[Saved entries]
(begin)
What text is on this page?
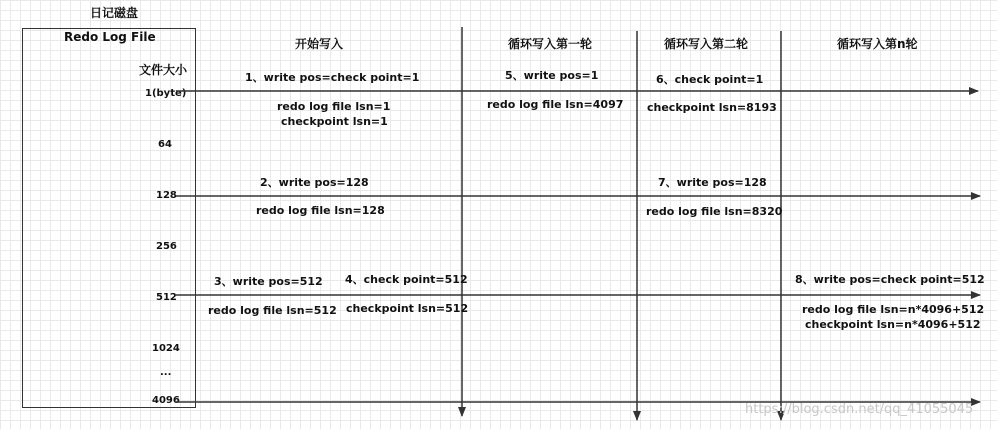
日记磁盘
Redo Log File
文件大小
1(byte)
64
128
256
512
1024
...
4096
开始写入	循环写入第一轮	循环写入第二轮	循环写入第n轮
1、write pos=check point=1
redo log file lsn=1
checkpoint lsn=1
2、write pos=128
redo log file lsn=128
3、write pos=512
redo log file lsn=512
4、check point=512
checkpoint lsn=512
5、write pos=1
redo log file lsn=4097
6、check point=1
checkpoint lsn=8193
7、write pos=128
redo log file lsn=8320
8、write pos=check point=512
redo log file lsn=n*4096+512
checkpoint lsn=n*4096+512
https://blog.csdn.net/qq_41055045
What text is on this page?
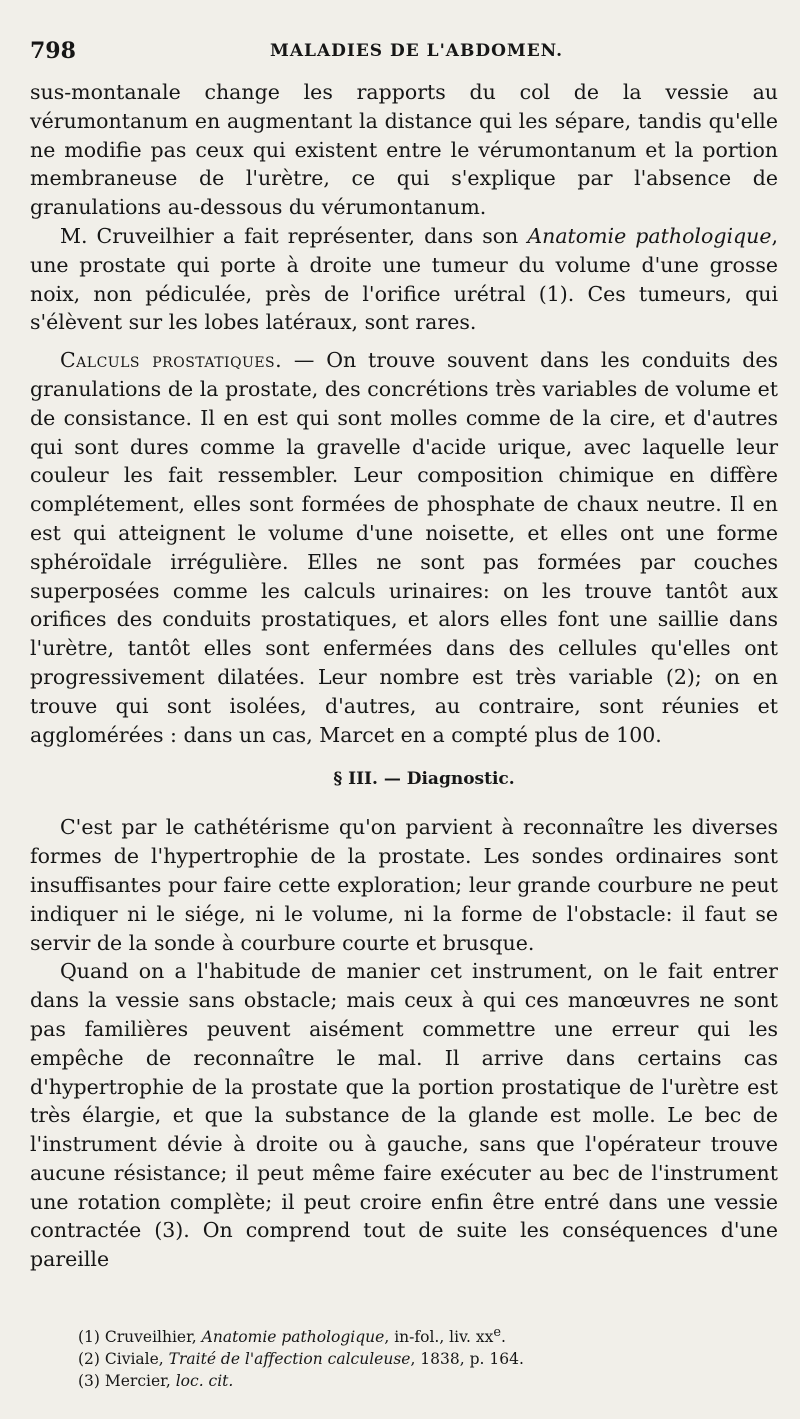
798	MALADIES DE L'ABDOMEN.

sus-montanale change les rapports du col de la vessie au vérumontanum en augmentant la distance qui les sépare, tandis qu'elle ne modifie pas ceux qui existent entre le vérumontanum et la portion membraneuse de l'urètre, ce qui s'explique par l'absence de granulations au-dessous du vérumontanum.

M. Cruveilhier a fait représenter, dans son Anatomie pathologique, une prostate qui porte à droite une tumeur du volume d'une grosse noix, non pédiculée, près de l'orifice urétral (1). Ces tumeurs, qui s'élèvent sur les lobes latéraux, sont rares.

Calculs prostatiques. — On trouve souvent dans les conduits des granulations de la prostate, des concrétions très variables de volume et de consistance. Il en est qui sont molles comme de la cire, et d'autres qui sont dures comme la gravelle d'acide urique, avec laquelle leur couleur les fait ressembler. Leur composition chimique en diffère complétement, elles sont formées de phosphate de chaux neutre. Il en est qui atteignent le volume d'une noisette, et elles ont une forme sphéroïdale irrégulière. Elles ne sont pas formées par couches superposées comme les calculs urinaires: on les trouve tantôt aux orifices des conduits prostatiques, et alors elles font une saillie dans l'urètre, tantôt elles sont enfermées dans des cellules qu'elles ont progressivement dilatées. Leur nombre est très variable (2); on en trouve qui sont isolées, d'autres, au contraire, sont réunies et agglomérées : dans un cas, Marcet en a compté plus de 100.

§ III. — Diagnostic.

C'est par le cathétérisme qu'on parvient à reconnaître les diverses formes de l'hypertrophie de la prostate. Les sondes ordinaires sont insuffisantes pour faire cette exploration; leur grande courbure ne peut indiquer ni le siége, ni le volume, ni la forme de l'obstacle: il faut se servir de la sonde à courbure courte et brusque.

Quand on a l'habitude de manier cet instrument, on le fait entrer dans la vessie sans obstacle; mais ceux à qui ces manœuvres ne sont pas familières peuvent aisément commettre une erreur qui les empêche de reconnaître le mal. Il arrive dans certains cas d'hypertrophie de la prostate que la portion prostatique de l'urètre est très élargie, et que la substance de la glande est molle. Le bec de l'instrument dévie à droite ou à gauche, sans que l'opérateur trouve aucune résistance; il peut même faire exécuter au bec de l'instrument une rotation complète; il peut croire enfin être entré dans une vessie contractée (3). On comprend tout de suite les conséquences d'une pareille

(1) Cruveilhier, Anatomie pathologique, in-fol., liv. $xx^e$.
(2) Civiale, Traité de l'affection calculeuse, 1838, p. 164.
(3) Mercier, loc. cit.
(end)
Description of the task >> Which lines hold the word "faire"? Copy all of them.

Output for this exercise >>
C'est par le cathétérisme qu'on parvient à reconnaître les diverses formes de l'hypertrophie de la prostate. Les sondes ordinaires sont insuffisantes pour faire cette exploration; leur grande courbure ne peut indiquer ni le siége, ni le volume, ni la forme de l'obstacle: il faut se servir de la sonde à courbure courte et brusque.
Quand on a l'habitude de manier cet instrument, on le fait entrer dans la vessie sans obstacle; mais ceux à qui ces manœuvres ne sont pas familières peuvent aisément commettre une erreur qui les empêche de reconnaître le mal. Il arrive dans certains cas d'hypertrophie de la prostate que la portion prostatique de l'urètre est très élargie, et que la substance de la glande est molle. Le bec de l'instrument dévie à droite ou à gauche, sans que l'opérateur trouve aucune résistance; il peut même faire exécuter au bec de l'instrument une rotation complète; il peut croire enfin être entré dans une vessie contractée (3). On comprend tout de suite les conséquences d'une pareille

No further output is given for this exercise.